● Exercise goal
Of the lines in the entries below, state how many hold the word "xlabel". Say nothing else.

● Excerpted data
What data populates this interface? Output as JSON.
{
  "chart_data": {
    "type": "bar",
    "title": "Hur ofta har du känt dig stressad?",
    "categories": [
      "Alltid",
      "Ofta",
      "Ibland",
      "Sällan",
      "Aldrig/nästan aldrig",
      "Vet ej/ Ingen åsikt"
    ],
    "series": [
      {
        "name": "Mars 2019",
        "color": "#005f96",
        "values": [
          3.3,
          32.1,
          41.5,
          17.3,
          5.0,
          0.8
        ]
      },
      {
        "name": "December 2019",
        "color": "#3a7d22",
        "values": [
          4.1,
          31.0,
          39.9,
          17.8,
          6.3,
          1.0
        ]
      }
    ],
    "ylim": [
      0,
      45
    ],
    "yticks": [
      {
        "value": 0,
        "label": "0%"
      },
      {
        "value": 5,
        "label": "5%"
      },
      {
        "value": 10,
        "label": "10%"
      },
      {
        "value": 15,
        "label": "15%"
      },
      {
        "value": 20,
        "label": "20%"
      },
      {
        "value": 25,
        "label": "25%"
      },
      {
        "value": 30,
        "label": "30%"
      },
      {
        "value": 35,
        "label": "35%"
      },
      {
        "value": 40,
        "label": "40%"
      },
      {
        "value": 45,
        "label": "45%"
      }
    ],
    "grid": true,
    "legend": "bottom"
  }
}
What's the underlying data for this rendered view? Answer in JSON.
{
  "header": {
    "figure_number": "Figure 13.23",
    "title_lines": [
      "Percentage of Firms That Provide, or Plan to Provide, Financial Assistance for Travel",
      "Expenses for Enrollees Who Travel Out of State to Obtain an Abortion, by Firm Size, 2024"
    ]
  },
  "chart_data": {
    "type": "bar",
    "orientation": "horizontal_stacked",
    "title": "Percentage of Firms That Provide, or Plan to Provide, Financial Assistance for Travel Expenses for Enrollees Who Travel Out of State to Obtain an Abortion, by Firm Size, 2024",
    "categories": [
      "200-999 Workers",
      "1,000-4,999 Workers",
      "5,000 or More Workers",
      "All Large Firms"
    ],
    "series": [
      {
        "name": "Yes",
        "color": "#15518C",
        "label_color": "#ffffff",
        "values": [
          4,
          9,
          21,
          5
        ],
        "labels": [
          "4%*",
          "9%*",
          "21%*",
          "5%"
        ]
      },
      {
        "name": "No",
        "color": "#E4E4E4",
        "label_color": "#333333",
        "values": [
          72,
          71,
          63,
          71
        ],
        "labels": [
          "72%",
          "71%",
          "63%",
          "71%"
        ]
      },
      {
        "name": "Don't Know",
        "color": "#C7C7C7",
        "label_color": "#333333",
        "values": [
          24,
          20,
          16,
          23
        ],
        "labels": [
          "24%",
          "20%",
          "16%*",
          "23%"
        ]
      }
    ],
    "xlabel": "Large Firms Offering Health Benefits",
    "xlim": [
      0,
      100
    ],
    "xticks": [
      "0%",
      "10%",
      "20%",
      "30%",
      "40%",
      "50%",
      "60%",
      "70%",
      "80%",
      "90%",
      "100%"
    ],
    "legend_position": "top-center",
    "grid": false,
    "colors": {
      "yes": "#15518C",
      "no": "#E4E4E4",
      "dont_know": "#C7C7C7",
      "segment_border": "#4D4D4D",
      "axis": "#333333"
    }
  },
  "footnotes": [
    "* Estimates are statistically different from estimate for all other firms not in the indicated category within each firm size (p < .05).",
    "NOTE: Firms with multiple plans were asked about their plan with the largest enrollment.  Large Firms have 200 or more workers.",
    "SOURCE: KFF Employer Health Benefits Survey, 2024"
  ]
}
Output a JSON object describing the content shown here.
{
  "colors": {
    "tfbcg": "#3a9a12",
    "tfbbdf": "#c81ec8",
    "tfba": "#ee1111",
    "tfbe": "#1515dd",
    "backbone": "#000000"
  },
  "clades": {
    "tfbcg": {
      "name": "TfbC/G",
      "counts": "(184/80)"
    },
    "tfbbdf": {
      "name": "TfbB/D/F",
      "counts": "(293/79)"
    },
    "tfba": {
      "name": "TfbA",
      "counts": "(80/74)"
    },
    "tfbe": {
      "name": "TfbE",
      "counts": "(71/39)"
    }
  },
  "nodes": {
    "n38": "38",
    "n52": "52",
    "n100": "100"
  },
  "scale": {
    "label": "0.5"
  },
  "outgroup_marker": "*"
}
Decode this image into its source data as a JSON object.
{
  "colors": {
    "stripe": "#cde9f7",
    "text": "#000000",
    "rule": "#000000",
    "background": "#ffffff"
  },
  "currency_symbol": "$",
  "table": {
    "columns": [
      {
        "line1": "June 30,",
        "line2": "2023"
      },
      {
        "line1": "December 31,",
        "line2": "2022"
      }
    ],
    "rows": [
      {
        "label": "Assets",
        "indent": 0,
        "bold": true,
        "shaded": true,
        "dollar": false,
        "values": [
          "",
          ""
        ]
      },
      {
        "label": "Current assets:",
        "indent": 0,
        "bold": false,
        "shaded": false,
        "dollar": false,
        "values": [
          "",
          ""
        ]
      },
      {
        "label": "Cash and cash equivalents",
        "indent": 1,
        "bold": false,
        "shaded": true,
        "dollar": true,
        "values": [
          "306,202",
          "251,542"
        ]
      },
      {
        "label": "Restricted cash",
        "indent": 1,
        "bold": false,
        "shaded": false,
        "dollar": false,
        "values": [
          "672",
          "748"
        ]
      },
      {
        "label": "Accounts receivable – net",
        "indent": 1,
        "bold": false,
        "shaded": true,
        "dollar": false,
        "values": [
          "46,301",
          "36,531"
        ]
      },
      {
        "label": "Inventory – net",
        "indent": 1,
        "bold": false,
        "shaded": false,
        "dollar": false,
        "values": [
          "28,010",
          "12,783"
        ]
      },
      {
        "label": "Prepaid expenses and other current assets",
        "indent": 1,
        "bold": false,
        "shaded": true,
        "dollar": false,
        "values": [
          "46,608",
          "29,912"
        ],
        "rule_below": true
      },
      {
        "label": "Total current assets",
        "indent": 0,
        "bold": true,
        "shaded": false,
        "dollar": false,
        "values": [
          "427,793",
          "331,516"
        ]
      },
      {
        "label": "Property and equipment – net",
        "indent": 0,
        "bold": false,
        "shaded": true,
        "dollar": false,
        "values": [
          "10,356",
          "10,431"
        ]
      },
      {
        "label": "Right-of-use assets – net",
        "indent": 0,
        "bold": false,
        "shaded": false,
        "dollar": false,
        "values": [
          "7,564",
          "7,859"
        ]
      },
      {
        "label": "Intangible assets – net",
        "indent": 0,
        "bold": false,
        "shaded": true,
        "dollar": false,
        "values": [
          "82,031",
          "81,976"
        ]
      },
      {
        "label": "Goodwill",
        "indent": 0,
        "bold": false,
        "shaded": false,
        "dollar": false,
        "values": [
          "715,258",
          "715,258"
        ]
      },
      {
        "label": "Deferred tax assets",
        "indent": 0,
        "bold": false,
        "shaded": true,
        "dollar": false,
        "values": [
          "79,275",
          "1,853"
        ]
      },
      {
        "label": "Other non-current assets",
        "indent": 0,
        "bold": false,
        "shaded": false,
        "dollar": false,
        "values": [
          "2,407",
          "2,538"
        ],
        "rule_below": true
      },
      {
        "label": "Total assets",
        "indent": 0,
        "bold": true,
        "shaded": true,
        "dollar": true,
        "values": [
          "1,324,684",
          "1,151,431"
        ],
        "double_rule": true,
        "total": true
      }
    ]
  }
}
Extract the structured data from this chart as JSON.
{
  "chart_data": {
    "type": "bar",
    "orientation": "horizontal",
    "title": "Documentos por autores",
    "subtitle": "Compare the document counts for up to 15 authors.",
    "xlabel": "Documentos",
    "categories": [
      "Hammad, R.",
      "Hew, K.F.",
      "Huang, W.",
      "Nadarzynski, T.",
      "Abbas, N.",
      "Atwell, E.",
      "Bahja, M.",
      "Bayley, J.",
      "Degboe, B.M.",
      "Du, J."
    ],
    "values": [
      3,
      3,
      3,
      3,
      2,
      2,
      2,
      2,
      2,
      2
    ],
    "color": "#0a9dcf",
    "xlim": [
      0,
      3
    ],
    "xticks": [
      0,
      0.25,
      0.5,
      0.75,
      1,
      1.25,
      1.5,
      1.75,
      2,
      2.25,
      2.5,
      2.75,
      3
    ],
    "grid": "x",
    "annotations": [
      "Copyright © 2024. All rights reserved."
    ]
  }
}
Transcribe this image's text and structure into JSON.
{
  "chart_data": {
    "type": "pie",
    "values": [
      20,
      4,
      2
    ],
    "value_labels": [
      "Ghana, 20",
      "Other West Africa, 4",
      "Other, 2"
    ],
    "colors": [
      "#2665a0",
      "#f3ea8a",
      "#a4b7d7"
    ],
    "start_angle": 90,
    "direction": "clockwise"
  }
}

● Expected answer
2